◆ Given problem:
In the entries below, find the lines with the word "animation" and copy them.

◆ Excerpted data:

+ + + + +

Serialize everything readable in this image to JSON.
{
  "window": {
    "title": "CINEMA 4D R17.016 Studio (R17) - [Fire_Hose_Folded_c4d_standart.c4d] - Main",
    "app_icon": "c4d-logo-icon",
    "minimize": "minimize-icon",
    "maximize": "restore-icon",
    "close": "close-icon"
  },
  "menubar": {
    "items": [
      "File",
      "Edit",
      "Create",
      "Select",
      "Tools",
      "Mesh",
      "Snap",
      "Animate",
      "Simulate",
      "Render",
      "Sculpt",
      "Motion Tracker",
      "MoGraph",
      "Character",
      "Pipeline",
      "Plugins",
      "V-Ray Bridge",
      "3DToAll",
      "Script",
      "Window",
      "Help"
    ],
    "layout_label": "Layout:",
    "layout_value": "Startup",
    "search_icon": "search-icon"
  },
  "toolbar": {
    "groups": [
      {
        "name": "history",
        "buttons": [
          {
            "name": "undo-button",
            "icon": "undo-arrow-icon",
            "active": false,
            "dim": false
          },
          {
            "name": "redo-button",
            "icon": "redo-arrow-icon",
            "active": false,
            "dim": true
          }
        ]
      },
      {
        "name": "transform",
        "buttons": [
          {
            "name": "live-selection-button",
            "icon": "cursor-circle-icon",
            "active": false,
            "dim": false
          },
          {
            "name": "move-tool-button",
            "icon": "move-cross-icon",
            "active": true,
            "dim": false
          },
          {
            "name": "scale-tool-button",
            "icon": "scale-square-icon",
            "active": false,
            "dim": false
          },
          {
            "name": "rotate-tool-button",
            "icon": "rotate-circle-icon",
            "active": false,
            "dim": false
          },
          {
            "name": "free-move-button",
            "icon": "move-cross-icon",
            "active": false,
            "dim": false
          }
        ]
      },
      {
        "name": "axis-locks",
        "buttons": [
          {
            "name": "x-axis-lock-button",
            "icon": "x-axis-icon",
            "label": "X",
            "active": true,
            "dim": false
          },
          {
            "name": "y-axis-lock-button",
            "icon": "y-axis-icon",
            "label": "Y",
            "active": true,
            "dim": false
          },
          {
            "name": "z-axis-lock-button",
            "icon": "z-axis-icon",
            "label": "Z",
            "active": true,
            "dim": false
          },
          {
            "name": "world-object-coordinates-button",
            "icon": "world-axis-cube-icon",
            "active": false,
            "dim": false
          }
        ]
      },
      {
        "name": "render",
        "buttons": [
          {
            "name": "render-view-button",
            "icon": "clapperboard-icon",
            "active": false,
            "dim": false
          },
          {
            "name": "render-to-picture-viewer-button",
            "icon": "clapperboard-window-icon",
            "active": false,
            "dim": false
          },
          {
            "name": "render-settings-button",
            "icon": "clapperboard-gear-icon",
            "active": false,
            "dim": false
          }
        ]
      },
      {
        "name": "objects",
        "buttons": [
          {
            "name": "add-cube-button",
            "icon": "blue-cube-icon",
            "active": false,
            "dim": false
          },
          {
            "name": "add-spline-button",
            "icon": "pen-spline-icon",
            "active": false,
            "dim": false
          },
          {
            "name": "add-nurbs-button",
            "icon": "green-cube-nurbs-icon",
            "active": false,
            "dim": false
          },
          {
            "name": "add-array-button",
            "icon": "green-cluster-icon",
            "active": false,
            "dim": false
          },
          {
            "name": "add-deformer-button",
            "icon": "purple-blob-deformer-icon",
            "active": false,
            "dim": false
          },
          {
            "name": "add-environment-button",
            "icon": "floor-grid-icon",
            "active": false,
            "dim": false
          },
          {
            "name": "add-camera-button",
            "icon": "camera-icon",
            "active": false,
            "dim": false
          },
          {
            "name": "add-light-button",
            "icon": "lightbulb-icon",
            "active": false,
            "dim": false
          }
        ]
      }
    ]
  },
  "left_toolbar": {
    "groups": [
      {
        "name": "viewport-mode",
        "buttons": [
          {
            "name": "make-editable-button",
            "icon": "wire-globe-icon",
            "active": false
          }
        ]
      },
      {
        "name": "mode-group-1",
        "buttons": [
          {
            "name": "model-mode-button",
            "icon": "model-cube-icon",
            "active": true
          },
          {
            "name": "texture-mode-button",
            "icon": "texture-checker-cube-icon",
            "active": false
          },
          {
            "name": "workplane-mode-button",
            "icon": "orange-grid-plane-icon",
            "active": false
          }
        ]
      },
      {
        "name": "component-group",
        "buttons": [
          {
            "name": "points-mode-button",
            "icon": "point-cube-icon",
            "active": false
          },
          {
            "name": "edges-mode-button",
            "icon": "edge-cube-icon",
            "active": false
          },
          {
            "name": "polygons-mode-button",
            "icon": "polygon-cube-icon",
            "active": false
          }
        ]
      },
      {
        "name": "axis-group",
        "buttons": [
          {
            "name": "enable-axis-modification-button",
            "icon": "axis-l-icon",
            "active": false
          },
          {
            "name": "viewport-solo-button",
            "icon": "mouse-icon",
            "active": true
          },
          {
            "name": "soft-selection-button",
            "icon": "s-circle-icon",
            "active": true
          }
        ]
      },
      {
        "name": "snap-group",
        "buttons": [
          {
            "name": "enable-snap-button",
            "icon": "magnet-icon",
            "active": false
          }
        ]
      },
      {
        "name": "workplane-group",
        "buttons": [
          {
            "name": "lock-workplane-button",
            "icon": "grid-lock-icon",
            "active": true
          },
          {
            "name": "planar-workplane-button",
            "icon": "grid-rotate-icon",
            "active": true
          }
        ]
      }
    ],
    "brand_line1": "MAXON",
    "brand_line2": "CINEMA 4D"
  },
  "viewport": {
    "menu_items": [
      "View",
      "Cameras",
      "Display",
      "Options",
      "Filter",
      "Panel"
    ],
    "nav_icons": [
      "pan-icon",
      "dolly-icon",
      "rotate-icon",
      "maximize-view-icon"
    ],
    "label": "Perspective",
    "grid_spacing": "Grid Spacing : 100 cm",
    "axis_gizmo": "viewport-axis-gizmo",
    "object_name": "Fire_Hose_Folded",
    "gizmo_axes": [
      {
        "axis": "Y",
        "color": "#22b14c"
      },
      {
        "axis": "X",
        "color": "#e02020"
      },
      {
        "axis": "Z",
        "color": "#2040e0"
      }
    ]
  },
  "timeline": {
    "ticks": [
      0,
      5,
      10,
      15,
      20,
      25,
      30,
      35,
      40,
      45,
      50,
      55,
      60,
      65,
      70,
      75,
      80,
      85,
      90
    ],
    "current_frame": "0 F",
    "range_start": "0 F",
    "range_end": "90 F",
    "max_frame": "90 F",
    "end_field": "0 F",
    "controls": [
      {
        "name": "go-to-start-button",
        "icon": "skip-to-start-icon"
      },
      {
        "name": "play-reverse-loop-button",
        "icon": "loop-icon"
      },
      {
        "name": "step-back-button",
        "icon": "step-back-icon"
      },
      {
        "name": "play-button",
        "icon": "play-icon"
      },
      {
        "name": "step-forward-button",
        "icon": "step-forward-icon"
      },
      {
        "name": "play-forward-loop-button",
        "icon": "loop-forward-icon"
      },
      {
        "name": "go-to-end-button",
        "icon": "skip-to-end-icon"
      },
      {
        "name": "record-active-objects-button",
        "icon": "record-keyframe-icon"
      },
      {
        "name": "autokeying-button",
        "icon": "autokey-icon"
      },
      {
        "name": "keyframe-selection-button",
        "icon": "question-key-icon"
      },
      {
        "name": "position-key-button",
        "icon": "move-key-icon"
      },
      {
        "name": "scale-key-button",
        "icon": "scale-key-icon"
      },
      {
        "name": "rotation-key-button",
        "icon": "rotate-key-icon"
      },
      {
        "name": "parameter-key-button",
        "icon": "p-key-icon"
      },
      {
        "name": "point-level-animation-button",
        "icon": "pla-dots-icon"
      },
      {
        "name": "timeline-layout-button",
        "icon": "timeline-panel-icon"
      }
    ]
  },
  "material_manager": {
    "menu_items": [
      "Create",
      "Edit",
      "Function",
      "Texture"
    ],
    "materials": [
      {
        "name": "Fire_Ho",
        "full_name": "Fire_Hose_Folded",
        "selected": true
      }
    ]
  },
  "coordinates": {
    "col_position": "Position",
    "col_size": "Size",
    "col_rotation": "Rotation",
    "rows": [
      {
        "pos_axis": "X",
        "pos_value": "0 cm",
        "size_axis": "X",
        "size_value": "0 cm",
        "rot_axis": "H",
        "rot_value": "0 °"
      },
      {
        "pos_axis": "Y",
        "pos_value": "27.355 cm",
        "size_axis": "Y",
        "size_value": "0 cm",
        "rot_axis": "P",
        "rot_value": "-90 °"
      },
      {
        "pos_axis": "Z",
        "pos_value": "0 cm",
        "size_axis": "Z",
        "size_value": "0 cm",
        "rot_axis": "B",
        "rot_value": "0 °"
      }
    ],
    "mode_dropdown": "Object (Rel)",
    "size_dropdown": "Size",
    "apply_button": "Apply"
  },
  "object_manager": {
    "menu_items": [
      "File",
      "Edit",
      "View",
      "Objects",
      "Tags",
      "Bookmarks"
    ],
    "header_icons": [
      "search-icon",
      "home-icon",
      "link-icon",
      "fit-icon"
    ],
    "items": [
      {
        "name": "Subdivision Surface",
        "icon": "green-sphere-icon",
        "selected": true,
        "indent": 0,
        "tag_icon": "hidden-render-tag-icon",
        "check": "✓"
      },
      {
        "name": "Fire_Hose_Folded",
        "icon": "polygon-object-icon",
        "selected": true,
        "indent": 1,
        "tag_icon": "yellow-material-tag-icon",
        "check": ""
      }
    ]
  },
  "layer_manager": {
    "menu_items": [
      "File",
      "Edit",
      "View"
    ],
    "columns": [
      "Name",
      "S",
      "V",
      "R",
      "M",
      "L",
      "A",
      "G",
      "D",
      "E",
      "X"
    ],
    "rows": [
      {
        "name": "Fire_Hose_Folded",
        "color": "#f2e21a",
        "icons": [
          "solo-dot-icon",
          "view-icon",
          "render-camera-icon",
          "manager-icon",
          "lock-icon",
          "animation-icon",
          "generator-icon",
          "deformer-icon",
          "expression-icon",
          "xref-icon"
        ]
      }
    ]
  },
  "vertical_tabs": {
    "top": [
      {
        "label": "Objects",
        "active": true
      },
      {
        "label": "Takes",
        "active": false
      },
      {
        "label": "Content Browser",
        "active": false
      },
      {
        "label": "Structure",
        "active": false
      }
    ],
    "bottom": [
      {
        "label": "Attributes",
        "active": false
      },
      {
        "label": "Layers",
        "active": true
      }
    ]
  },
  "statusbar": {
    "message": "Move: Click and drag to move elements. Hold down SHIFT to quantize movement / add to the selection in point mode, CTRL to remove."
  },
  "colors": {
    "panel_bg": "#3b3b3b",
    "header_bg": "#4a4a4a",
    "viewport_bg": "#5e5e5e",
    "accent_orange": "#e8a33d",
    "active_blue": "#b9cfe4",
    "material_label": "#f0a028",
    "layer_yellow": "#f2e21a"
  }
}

+ + + + +

◆ Solution to this task:
        "name": "point-level-animation-button",
          "animation-icon",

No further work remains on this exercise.